▸ INSTRUCTION: Each line of the material must be repeated precisely, with the pictures left out.

--- start of SUPPLIED ENTRIES ---

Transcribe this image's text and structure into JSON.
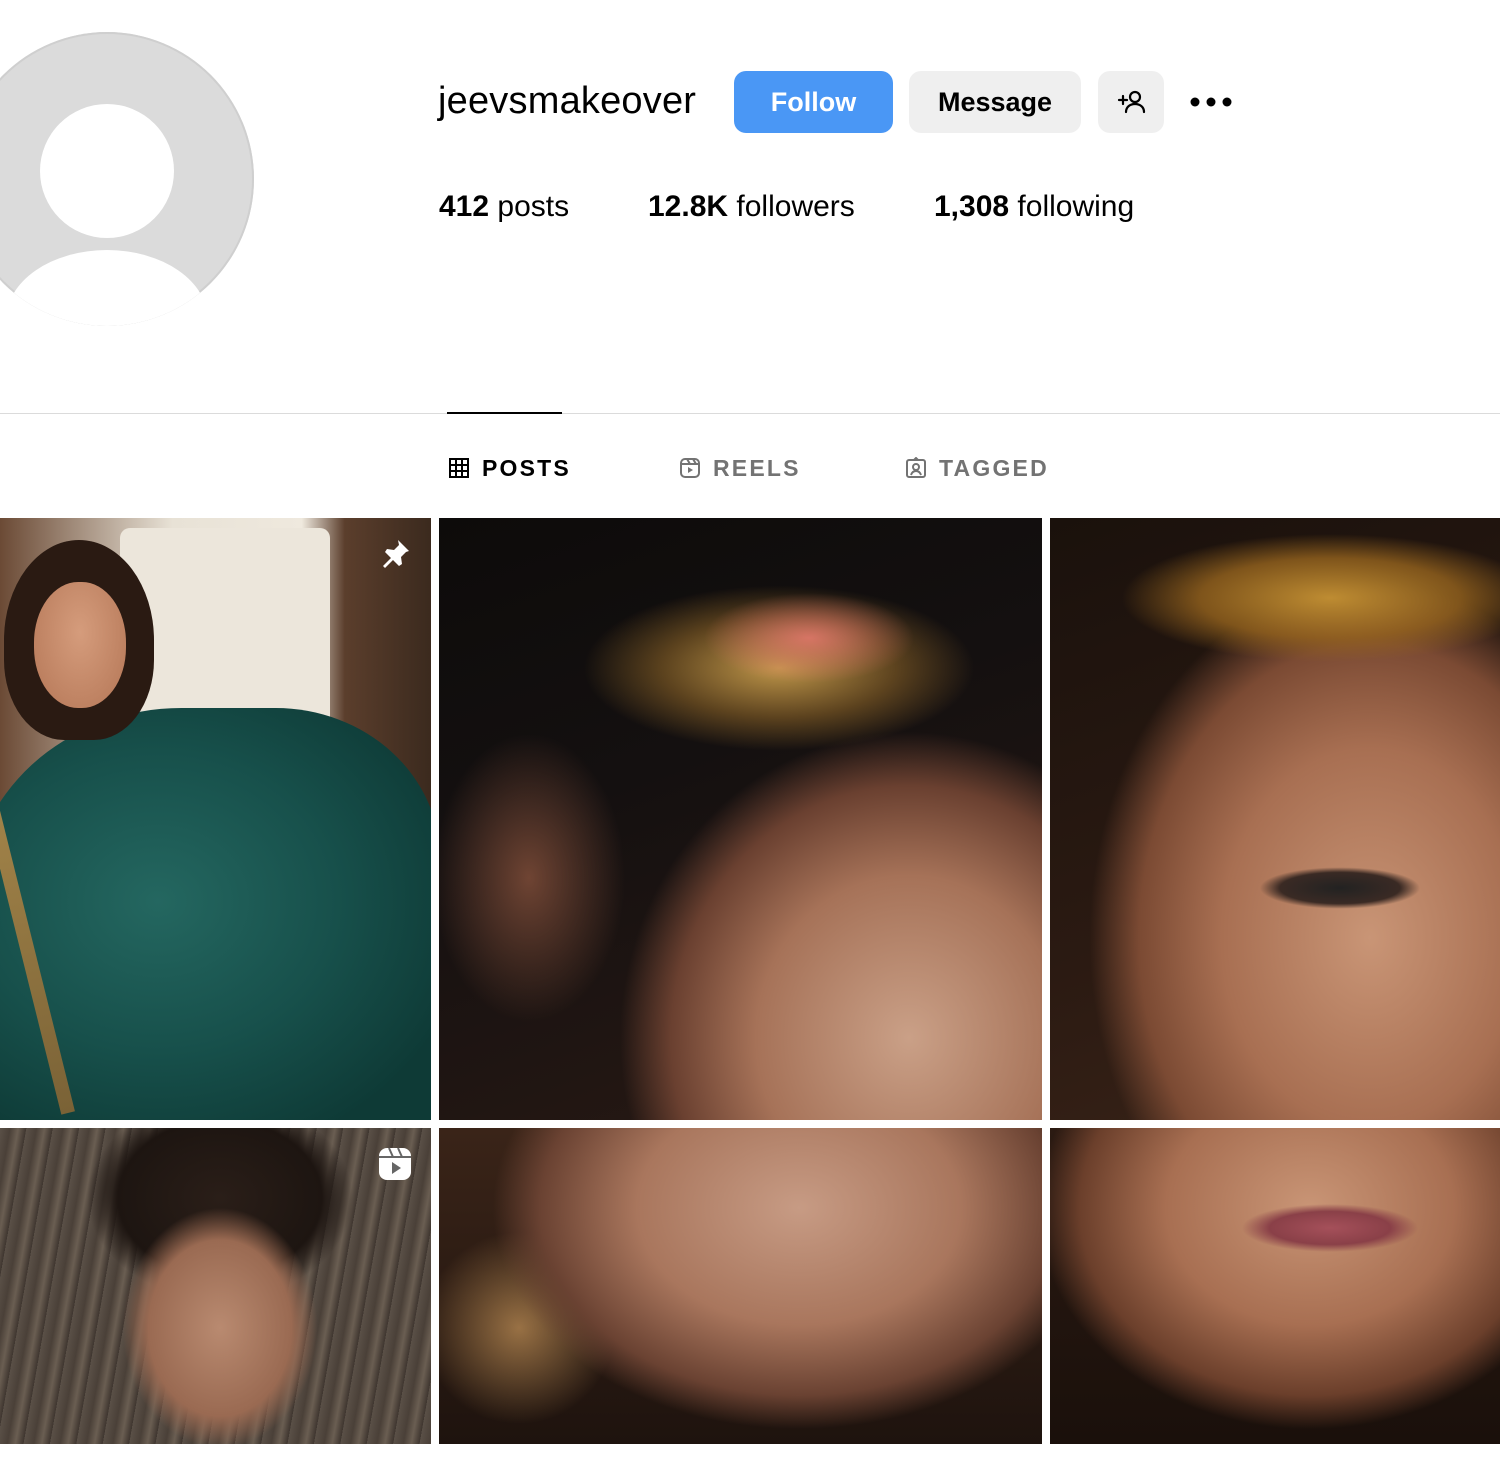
{
  "profile": {
    "username": "jeevsmakeover",
    "follow_label": "Follow",
    "message_label": "Message",
    "stats": {
      "posts_count": "412",
      "posts_label": "posts",
      "followers_count": "12.8K",
      "followers_label": "followers",
      "following_count": "1,308",
      "following_label": "following"
    }
  },
  "tabs": [
    {
      "label": "POSTS",
      "icon": "grid-icon",
      "active": true
    },
    {
      "label": "REELS",
      "icon": "reels-icon",
      "active": false
    },
    {
      "label": "TAGGED",
      "icon": "tagged-icon",
      "active": false
    }
  ],
  "grid": [
    {
      "type": "image",
      "badge": "pin-icon"
    },
    {
      "type": "image",
      "badge": null
    },
    {
      "type": "image",
      "badge": null
    },
    {
      "type": "reel",
      "badge": "reel-icon"
    },
    {
      "type": "image",
      "badge": null
    },
    {
      "type": "image",
      "badge": null
    }
  ],
  "colors": {
    "follow_button": "#4a97f5",
    "secondary_button": "#efefef",
    "muted_text": "#737373",
    "divider": "#dbdbdb"
  }
}
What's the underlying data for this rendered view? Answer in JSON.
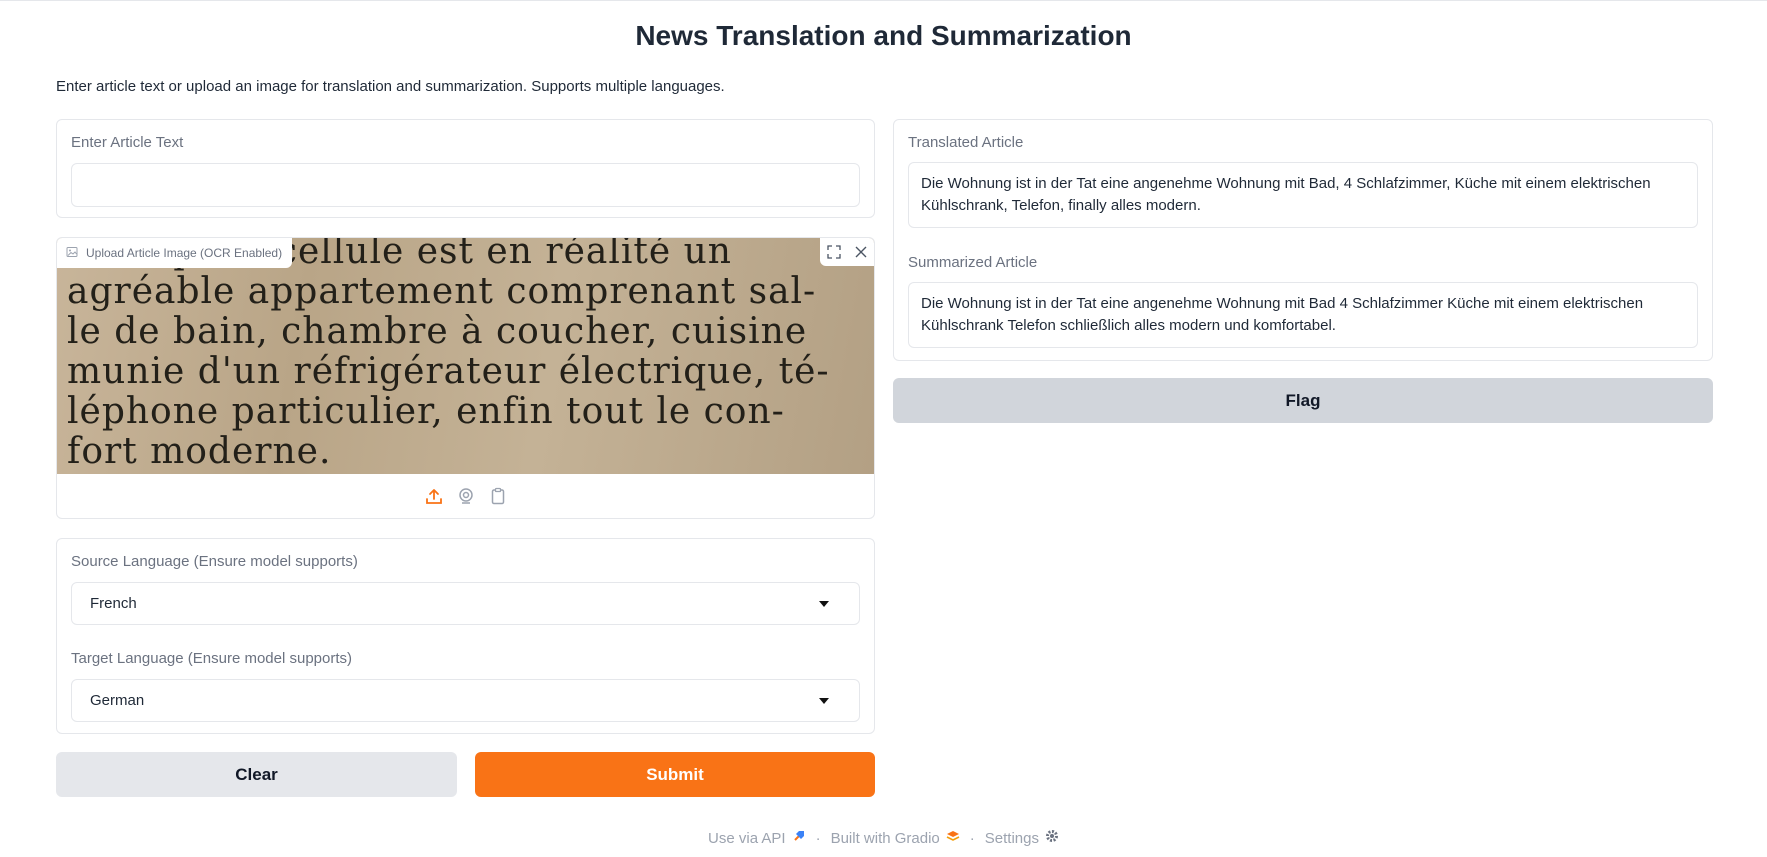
{
  "app": {
    "title": "News Translation and Summarization",
    "description": "Enter article text or upload an image for translation and summarization. Supports multiple languages."
  },
  "input": {
    "article_label": "Enter Article Text",
    "article_value": "",
    "image_label": "Upload Article Image (OCR Enabled)",
    "image_text_lines": [
      "eser qu sa cellule est en réalité un",
      "agréable appartement comprenant sal-",
      "le de bain, chambre à coucher, cuisine",
      "munie d'un réfrigérateur électrique, té-",
      "léphone particulier, enfin tout le con-",
      "fort moderne."
    ],
    "image_tools": [
      "fullscreen-icon",
      "close-icon"
    ],
    "image_sources": [
      "upload-icon",
      "webcam-icon",
      "clipboard-icon"
    ],
    "source_label": "Source Language (Ensure model supports)",
    "source_value": "French",
    "target_label": "Target Language (Ensure model supports)",
    "target_value": "German"
  },
  "buttons": {
    "clear": "Clear",
    "submit": "Submit",
    "flag": "Flag"
  },
  "output": {
    "translated_label": "Translated Article",
    "translated_text": "Die Wohnung ist in der Tat eine angenehme Wohnung mit Bad, 4 Schlafzimmer, Küche mit einem elektrischen Kühlschrank, Telefon, finally alles modern.",
    "summary_label": "Summarized Article",
    "summary_text": "Die Wohnung ist in der Tat eine angenehme Wohnung mit Bad 4 Schlafzimmer Küche mit einem elektrischen Kühlschrank Telefon schließlich alles modern und komfortabel."
  },
  "footer": {
    "api": "Use via API",
    "built": "Built with Gradio",
    "settings": "Settings",
    "separator": "·"
  },
  "colors": {
    "accent": "#f97316",
    "secondary_button": "#e5e7eb",
    "flag_button": "#d1d5db"
  }
}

--- end of SUPPLIED ENTRIES ---

▸ TASK ANSWER:
Transcribe this image's text and structure into JSON.
{
  "profile": {
    "username": "jeevsmakeover",
    "follow_label": "Follow",
    "message_label": "Message",
    "stats": {
      "posts_count": "412",
      "posts_label": "posts",
      "followers_count": "12.8K",
      "followers_label": "followers",
      "following_count": "1,308",
      "following_label": "following"
    }
  },
  "tabs": [
    {
      "label": "POSTS",
      "icon": "grid-icon",
      "active": true
    },
    {
      "label": "REELS",
      "icon": "reels-icon",
      "active": false
    },
    {
      "label": "TAGGED",
      "icon": "tagged-icon",
      "active": false
    }
  ],
  "grid": [
    {
      "type": "image",
      "badge": "pin-icon"
    },
    {
      "type": "image",
      "badge": null
    },
    {
      "type": "image",
      "badge": null
    },
    {
      "type": "reel",
      "badge": "reel-icon"
    },
    {
      "type": "image",
      "badge": null
    },
    {
      "type": "image",
      "badge": null
    }
  ],
  "colors": {
    "follow_button": "#4a97f5",
    "secondary_button": "#efefef",
    "muted_text": "#737373",
    "divider": "#dbdbdb"
  }
}
What's the underlying data for this rendered view? Answer in JSON.
{
  "app": {
    "title": "News Translation and Summarization",
    "description": "Enter article text or upload an image for translation and summarization. Supports multiple languages."
  },
  "input": {
    "article_label": "Enter Article Text",
    "article_value": "",
    "image_label": "Upload Article Image (OCR Enabled)",
    "image_text_lines": [
      "eser qu sa cellule est en réalité un",
      "agréable appartement comprenant sal-",
      "le de bain, chambre à coucher, cuisine",
      "munie d'un réfrigérateur électrique, té-",
      "léphone particulier, enfin tout le con-",
      "fort moderne."
    ],
    "image_tools": [
      "fullscreen-icon",
      "close-icon"
    ],
    "image_sources": [
      "upload-icon",
      "webcam-icon",
      "clipboard-icon"
    ],
    "source_label": "Source Language (Ensure model supports)",
    "source_value": "French",
    "target_label": "Target Language (Ensure model supports)",
    "target_value": "German"
  },
  "buttons": {
    "clear": "Clear",
    "submit": "Submit",
    "flag": "Flag"
  },
  "output": {
    "translated_label": "Translated Article",
    "translated_text": "Die Wohnung ist in der Tat eine angenehme Wohnung mit Bad, 4 Schlafzimmer, Küche mit einem elektrischen Kühlschrank, Telefon, finally alles modern.",
    "summary_label": "Summarized Article",
    "summary_text": "Die Wohnung ist in der Tat eine angenehme Wohnung mit Bad 4 Schlafzimmer Küche mit einem elektrischen Kühlschrank Telefon schließlich alles modern und komfortabel."
  },
  "footer": {
    "api": "Use via API",
    "built": "Built with Gradio",
    "settings": "Settings",
    "separator": "·"
  },
  "colors": {
    "accent": "#f97316",
    "secondary_button": "#e5e7eb",
    "flag_button": "#d1d5db"
  }
}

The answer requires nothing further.